• _Goal_
Return each line of the records holding the string "JSON".

• _Exercise material_

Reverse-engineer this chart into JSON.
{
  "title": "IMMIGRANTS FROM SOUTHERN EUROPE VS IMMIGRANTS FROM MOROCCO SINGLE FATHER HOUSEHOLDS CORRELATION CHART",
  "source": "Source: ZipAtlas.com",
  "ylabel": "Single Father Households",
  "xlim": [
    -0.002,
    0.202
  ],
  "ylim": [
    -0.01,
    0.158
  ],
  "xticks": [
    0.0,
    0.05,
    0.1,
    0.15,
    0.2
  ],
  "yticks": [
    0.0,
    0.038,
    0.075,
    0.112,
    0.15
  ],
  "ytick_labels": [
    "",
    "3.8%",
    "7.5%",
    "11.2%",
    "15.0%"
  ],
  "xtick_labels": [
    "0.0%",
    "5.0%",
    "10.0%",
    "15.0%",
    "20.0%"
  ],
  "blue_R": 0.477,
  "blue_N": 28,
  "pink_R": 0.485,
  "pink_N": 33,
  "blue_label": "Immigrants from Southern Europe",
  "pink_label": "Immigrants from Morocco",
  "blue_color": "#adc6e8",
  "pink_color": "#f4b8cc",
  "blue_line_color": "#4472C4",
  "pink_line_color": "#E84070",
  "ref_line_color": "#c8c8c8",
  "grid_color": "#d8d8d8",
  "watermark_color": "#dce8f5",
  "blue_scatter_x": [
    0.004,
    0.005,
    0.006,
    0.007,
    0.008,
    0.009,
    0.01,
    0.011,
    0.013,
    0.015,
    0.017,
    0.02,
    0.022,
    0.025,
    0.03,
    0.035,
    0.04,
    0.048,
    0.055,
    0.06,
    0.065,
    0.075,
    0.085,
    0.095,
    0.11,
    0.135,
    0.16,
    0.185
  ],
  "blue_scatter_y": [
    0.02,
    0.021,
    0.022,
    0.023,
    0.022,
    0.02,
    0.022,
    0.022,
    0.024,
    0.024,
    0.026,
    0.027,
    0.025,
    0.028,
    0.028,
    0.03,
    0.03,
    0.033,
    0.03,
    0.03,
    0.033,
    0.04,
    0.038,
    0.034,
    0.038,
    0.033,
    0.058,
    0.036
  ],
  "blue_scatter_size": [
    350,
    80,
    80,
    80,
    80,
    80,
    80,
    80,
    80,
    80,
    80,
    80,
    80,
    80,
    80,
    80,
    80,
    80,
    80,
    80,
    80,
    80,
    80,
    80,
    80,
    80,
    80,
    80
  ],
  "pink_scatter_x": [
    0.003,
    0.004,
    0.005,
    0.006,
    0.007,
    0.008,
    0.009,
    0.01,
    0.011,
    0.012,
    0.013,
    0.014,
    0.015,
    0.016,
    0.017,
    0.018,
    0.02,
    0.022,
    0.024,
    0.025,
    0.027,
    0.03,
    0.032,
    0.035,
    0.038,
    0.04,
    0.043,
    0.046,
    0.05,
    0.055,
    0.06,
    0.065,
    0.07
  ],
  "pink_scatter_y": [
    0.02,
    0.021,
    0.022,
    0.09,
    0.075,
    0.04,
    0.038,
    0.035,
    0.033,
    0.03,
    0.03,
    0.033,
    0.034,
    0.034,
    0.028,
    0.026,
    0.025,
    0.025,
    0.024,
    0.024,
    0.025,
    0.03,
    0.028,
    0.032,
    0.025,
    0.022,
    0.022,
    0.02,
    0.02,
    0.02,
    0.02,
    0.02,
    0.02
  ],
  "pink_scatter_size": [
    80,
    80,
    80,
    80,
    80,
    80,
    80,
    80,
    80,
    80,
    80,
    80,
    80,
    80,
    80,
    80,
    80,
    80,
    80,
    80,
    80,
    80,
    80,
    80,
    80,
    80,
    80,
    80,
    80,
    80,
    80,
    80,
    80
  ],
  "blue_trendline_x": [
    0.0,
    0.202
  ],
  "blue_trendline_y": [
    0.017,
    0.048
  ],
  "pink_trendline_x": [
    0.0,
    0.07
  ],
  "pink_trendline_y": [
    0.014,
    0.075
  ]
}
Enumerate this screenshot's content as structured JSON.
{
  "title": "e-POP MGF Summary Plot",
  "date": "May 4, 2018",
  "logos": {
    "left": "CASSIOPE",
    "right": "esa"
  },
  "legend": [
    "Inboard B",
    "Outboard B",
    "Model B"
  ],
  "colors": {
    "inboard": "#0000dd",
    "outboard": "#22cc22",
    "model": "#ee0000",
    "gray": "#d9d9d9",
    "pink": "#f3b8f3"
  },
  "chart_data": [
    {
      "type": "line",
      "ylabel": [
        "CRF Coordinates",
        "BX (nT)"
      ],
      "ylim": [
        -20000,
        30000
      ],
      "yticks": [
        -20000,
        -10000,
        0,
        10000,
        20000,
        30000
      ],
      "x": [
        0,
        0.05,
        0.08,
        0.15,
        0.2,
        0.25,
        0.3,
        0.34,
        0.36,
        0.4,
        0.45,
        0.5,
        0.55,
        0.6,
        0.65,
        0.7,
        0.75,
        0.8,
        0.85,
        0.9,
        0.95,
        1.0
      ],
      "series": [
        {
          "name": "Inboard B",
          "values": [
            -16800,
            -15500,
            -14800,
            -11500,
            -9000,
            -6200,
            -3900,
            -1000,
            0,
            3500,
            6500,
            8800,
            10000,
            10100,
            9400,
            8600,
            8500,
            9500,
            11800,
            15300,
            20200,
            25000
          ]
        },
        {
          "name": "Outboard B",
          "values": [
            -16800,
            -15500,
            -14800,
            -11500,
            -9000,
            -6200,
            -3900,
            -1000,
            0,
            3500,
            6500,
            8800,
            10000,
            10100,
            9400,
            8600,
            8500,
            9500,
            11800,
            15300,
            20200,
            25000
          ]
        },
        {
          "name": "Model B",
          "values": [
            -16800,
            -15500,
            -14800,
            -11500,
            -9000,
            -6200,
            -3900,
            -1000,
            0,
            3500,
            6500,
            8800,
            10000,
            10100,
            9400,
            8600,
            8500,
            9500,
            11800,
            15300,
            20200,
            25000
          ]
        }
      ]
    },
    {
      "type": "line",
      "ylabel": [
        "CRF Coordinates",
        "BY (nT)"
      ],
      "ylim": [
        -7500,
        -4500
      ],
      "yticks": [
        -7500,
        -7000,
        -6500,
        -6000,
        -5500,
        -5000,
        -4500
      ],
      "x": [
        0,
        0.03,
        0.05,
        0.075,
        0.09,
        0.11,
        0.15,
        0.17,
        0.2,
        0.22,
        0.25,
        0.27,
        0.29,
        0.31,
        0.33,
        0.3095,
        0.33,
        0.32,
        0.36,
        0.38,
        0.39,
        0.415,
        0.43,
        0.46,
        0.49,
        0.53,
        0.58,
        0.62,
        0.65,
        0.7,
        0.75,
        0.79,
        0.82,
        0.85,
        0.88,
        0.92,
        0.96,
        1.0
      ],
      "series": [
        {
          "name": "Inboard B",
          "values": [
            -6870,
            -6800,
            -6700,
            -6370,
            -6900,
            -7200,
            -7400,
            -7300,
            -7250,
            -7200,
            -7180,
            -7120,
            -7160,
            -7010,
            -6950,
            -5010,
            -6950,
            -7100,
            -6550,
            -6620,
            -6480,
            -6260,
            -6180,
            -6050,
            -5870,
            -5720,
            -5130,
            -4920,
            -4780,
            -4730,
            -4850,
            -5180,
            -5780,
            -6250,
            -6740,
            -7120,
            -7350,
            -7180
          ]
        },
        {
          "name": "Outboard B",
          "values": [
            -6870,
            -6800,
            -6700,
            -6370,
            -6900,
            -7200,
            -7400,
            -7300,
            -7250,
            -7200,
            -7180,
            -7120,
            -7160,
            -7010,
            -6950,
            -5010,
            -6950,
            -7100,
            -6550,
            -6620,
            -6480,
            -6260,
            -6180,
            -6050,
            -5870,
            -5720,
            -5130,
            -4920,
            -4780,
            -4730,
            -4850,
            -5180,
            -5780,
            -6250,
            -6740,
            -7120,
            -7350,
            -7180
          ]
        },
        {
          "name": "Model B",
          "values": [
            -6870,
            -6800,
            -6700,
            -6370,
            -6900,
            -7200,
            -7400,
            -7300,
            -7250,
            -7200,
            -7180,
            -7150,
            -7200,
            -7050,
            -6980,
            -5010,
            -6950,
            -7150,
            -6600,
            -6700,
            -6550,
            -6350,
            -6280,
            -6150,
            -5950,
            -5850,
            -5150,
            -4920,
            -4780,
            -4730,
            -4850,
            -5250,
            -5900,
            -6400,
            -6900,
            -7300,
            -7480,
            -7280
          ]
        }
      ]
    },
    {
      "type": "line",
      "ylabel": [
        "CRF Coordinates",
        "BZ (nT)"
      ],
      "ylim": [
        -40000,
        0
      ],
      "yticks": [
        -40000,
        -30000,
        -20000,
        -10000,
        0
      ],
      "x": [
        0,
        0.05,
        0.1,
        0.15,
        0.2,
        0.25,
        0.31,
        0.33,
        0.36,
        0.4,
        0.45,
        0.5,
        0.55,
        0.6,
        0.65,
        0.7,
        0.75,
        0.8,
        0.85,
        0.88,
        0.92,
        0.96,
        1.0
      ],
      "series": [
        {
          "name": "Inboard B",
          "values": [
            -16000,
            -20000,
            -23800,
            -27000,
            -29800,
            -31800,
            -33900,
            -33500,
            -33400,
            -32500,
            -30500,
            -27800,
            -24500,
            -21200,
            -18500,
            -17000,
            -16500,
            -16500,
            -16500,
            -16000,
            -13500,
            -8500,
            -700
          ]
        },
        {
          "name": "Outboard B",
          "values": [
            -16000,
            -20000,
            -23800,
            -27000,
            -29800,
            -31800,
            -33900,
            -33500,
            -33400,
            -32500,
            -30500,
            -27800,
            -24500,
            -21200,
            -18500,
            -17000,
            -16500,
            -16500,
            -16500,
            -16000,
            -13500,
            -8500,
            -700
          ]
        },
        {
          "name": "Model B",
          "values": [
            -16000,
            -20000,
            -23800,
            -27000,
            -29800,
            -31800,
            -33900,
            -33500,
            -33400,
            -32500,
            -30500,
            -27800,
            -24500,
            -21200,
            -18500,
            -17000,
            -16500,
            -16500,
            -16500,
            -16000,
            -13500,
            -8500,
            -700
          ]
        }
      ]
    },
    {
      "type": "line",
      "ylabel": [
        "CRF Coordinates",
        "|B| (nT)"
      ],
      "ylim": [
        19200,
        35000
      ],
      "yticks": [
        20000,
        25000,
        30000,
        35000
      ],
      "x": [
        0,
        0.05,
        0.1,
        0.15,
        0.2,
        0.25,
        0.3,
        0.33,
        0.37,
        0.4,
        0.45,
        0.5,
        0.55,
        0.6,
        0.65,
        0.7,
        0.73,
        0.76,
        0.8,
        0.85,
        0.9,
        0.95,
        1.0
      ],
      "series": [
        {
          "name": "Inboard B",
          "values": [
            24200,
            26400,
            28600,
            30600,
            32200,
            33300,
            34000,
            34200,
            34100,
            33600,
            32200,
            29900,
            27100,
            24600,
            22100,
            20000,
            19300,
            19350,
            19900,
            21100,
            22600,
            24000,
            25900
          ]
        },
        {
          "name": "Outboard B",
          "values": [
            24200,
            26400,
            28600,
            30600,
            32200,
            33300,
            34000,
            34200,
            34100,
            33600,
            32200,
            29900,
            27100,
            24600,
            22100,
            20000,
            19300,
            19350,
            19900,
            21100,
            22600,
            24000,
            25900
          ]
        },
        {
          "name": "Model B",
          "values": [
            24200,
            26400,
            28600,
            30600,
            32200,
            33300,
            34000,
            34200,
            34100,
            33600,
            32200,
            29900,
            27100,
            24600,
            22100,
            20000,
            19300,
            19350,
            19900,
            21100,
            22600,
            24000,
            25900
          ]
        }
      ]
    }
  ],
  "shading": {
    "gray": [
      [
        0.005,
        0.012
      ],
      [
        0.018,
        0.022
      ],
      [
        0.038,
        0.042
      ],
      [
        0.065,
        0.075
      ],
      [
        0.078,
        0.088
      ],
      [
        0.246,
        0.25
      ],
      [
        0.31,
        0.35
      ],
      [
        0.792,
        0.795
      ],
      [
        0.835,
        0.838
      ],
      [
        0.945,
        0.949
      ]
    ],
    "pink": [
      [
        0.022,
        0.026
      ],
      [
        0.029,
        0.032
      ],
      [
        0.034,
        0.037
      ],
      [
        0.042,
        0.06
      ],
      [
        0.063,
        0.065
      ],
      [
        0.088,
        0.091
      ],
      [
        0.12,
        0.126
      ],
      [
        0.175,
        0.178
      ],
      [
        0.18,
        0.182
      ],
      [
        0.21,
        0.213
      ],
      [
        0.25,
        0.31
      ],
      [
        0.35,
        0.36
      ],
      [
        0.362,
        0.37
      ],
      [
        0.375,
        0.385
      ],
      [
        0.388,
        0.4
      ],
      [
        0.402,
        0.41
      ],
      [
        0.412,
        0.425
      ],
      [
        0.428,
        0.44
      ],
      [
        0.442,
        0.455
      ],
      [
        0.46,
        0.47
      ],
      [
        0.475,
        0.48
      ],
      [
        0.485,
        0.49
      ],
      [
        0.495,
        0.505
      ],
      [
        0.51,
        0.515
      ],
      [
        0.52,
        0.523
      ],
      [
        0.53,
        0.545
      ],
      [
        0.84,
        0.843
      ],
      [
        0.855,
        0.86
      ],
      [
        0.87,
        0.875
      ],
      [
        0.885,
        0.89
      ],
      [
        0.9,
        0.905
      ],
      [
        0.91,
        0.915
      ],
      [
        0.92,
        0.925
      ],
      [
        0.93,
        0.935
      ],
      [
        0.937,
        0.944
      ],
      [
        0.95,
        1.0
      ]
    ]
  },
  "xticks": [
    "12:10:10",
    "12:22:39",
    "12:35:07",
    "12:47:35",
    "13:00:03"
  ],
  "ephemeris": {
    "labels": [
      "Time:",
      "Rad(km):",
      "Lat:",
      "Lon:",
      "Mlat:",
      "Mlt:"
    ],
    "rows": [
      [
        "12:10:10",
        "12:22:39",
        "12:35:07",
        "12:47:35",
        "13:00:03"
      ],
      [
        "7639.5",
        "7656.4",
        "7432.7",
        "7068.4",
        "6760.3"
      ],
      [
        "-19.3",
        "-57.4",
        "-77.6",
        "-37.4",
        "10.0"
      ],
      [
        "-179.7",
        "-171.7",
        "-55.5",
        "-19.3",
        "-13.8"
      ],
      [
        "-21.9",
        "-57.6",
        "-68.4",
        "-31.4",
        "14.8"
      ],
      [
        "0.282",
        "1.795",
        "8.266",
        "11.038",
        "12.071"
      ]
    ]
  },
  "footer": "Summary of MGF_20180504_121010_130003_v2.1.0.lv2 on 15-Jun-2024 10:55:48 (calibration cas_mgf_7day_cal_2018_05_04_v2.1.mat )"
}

• _Answer for the task_
Reverse-engineer this chart into JSON.
Enumerate this screenshot's content as structured JSON.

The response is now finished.